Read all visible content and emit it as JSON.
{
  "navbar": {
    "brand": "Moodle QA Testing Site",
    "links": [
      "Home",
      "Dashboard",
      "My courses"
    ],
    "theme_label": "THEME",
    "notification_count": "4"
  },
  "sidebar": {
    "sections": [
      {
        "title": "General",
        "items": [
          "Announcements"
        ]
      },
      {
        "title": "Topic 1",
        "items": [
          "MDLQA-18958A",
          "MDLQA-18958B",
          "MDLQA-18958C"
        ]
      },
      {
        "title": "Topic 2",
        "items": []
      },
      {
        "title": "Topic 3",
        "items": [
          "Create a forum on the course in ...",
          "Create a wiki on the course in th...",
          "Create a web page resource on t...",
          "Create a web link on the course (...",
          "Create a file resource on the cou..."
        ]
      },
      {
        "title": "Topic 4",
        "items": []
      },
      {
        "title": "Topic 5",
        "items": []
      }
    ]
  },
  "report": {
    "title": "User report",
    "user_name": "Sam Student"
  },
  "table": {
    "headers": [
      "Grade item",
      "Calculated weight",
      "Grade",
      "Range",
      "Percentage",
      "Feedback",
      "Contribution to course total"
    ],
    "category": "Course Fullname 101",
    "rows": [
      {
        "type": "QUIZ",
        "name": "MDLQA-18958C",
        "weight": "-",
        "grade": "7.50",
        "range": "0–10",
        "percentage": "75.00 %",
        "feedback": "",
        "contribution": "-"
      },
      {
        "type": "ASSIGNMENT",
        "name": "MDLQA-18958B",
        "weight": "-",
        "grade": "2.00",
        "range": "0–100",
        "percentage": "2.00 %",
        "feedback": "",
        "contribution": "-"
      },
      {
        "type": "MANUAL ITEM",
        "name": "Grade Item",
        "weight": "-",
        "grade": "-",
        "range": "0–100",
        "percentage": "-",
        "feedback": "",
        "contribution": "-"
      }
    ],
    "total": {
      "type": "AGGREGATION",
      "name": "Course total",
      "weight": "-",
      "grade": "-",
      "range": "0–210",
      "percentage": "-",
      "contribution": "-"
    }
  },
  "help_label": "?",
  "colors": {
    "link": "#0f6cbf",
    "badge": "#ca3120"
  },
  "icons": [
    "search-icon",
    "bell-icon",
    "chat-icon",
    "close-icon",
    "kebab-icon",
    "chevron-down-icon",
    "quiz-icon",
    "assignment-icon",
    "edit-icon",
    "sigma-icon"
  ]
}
+++
| Given instruction |
All of the data above should be transcribed exactly.

| Result for this exercise |
Read all visible content and emit it as JSON.
{
  "navbar": {
    "brand": "Moodle QA Testing Site",
    "links": [
      "Home",
      "Dashboard",
      "My courses"
    ],
    "theme_label": "THEME",
    "notification_count": "4"
  },
  "sidebar": {
    "sections": [
      {
        "title": "General",
        "items": [
          "Announcements"
        ]
      },
      {
        "title": "Topic 1",
        "items": [
          "MDLQA-18958A",
          "MDLQA-18958B",
          "MDLQA-18958C"
        ]
      },
      {
        "title": "Topic 2",
        "items": []
      },
      {
        "title": "Topic 3",
        "items": [
          "Create a forum on the course in ...",
          "Create a wiki on the course in th...",
          "Create a web page resource on t...",
          "Create a web link on the course (...",
          "Create a file resource on the cou..."
        ]
      },
      {
        "title": "Topic 4",
        "items": []
      },
      {
        "title": "Topic 5",
        "items": []
      }
    ]
  },
  "report": {
    "title": "User report",
    "user_name": "Sam Student"
  },
  "table": {
    "headers": [
      "Grade item",
      "Calculated weight",
      "Grade",
      "Range",
      "Percentage",
      "Feedback",
      "Contribution to course total"
    ],
    "category": "Course Fullname 101",
    "rows": [
      {
        "type": "QUIZ",
        "name": "MDLQA-18958C",
        "weight": "-",
        "grade": "7.50",
        "range": "0–10",
        "percentage": "75.00 %",
        "feedback": "",
        "contribution": "-"
      },
      {
        "type": "ASSIGNMENT",
        "name": "MDLQA-18958B",
        "weight": "-",
        "grade": "2.00",
        "range": "0–100",
        "percentage": "2.00 %",
        "feedback": "",
        "contribution": "-"
      },
      {
        "type": "MANUAL ITEM",
        "name": "Grade Item",
        "weight": "-",
        "grade": "-",
        "range": "0–100",
        "percentage": "-",
        "feedback": "",
        "contribution": "-"
      }
    ],
    "total": {
      "type": "AGGREGATION",
      "name": "Course total",
      "weight": "-",
      "grade": "-",
      "range": "0–210",
      "percentage": "-",
      "contribution": "-"
    }
  },
  "help_label": "?",
  "colors": {
    "link": "#0f6cbf",
    "badge": "#ca3120"
  },
  "icons": [
    "search-icon",
    "bell-icon",
    "chat-icon",
    "close-icon",
    "kebab-icon",
    "chevron-down-icon",
    "quiz-icon",
    "assignment-icon",
    "edit-icon",
    "sigma-icon"
  ]
}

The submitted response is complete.